Data records:
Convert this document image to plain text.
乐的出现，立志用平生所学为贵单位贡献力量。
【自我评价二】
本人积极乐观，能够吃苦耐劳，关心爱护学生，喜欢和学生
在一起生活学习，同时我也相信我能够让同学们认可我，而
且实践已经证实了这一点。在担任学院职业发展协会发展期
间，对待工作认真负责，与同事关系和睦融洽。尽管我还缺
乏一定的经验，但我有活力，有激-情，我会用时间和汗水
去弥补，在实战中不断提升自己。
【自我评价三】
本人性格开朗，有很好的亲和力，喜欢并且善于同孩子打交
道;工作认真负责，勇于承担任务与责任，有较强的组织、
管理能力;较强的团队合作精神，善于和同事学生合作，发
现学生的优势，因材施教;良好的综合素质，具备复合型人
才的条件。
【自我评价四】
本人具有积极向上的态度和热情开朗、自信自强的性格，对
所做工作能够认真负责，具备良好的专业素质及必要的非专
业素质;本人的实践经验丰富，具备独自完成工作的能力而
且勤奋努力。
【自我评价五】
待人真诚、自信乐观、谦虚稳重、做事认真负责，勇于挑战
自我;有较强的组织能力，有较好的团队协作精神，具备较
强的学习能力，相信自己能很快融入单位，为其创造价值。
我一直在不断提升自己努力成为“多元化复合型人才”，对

Work instructions: Reproduce each entry from the records above, character for character.

Complete response:
Convert this document image to plain text.
乐的出现，立志用平生所学为贵单位贡献力量。
【自我评价二】
本人积极乐观，能够吃苦耐劳，关心爱护学生，喜欢和学生
在一起生活学习，同时我也相信我能够让同学们认可我，而
且实践已经证实了这一点。在担任学院职业发展协会发展期
间，对待工作认真负责，与同事关系和睦融洽。尽管我还缺
乏一定的经验，但我有活力，有激-情，我会用时间和汗水
去弥补，在实战中不断提升自己。
【自我评价三】
本人性格开朗，有很好的亲和力，喜欢并且善于同孩子打交
道;工作认真负责，勇于承担任务与责任，有较强的组织、
管理能力;较强的团队合作精神，善于和同事学生合作，发
现学生的优势，因材施教;良好的综合素质，具备复合型人
才的条件。
【自我评价四】
本人具有积极向上的态度和热情开朗、自信自强的性格，对
所做工作能够认真负责，具备良好的专业素质及必要的非专
业素质;本人的实践经验丰富，具备独自完成工作的能力而
且勤奋努力。
【自我评价五】
待人真诚、自信乐观、谦虚稳重、做事认真负责，勇于挑战
自我;有较强的组织能力，有较好的团队协作精神，具备较
强的学习能力，相信自己能很快融入单位，为其创造价值。
我一直在不断提升自己努力成为“多元化复合型人才”，对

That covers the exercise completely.